SOURCE =>
- Venue: Tokyo Tatsumi International Swimming Center
- Dates: 9 August (heats & finals)
- Competitors: 10 from 5 nations
- Winning time: 4:33.77

Medalists
| gold medal | Yui Ohashi | Japan |
| silver medal | Melanie Margalis | United States |
| bronze medal | Sakiko Shimizu | Japan |

= 2018 Pan Pacific Swimming Championships – Women's 400 metre individual medley =

The women's 400 metre individual medley competition at the 2018 Pan Pacific Swimming Championships took place on August 9 at the Tokyo Tatsumi International Swimming Center. The defending champion was Elizabeth Beisel of the United States.

==Records==
Prior to this competition, the existing world and Pan Pacific records were as follows:

| World record | Katinka Hosszú (HUN) | 4:26.36 | Rio de Janeiro, Brazil | 6 August 2016 |
| Pan Pacific Championships record | Elizabeth Beisel (USA) | 4:31.99 | Gold Coast, Australia | 22 August 2014 |

==Results==
All times are in minutes and seconds.

| KEY: | QA | Qualified A Final | QB | Qualified B Final | CR | Championships record | NR | National record | PB | Personal best | SB | Seasonal best |

===Heats===
The first round was held on 9 August from 10:00.

TO DO =>
A. According to the swimming article, who was the defending champion in this event?
B. From the swimming article, extract the passage starting at "The women's 400" and ending at "minutes and seconds.".
C. Rewrite more briefly the paragraph of the swimming article that begins "The women's 400 metre individual medley competition", keeping its main facts.

[Dataset entries]
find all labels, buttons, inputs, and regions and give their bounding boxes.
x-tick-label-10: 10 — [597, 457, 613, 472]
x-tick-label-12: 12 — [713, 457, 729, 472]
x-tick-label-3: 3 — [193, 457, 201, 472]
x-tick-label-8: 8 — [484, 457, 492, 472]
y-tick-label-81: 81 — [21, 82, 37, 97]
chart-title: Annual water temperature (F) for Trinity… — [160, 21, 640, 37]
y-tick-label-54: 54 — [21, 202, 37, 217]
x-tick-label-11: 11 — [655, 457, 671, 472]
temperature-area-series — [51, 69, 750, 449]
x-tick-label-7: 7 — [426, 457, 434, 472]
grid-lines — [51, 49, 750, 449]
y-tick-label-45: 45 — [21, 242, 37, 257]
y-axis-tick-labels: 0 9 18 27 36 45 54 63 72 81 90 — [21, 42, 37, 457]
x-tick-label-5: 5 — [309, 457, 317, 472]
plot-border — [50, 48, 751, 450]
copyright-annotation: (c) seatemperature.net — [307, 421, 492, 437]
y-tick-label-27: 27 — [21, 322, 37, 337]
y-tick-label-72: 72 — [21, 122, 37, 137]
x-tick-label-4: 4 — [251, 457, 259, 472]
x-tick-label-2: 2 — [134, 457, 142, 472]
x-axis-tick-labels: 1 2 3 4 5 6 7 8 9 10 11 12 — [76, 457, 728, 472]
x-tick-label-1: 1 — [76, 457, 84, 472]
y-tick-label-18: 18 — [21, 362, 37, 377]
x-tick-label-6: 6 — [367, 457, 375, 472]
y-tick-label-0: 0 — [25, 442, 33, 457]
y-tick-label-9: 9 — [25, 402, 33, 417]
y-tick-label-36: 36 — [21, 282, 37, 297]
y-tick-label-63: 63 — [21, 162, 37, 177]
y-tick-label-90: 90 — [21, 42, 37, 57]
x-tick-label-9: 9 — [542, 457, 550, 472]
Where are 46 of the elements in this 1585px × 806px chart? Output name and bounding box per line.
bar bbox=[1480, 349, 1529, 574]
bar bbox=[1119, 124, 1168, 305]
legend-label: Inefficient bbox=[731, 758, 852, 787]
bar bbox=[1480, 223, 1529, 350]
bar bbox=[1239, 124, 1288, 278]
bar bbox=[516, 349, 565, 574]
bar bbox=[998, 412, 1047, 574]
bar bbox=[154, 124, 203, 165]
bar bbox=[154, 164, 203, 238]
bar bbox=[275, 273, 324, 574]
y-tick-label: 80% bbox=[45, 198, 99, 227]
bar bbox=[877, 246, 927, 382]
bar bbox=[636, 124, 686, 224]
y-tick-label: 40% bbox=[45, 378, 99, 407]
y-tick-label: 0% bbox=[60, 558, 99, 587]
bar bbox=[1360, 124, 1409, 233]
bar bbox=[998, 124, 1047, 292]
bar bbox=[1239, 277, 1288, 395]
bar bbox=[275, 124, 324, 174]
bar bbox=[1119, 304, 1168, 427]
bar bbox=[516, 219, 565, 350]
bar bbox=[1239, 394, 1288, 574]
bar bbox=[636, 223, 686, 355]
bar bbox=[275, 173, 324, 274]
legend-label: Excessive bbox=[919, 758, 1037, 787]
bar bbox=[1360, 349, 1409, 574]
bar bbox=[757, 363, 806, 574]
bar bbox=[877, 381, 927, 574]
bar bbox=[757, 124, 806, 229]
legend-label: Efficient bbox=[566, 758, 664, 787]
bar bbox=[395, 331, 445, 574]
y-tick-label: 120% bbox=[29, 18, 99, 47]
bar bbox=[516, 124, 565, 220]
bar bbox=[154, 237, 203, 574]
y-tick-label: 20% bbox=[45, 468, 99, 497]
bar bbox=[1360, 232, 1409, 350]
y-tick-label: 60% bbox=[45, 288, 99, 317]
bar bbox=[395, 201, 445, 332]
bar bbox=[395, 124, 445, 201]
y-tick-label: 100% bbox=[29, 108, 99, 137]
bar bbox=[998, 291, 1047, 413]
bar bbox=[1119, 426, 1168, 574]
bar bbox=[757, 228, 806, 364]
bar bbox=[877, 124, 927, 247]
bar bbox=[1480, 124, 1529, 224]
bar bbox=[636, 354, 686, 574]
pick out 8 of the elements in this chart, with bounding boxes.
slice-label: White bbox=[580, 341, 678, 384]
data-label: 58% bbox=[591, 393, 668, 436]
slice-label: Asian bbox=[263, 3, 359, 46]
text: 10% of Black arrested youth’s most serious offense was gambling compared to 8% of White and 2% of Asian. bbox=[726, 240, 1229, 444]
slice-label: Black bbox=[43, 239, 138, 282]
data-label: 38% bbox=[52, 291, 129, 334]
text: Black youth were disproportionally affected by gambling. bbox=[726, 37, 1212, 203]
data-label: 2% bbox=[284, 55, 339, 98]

WRITTEN RESPONSES =>
A. Elizabeth Beisel of the United States was the defending champion.

B.
The women's 400 metre individual medley competition at the 2018 Pan Pacific Swimming Championships took place on August 9 at the Tokyo Tatsumi International Swimming Center. The defending champion was Elizabeth Beisel of the United States.

==Records==
Prior to this competition, the existing world and Pan Pacific records were as follows:

| World record | Katinka Hosszú (HUN) | 4:26.36 | Rio de Janeiro, Brazil | 6 August 2016 |
| Pan Pacific Championships record | Elizabeth Beisel (USA) | 4:31.99 | Gold Coast, Australia | 22 August 2014 |

==Results==
All times are in minutes and seconds.

C. The 2018 Pan Pacific Championships women's 400 metre individual medley was held on August 9 at the Tokyo Tatsumi International Swimming Center, with Elizabeth Beisel of the United States as defending champion.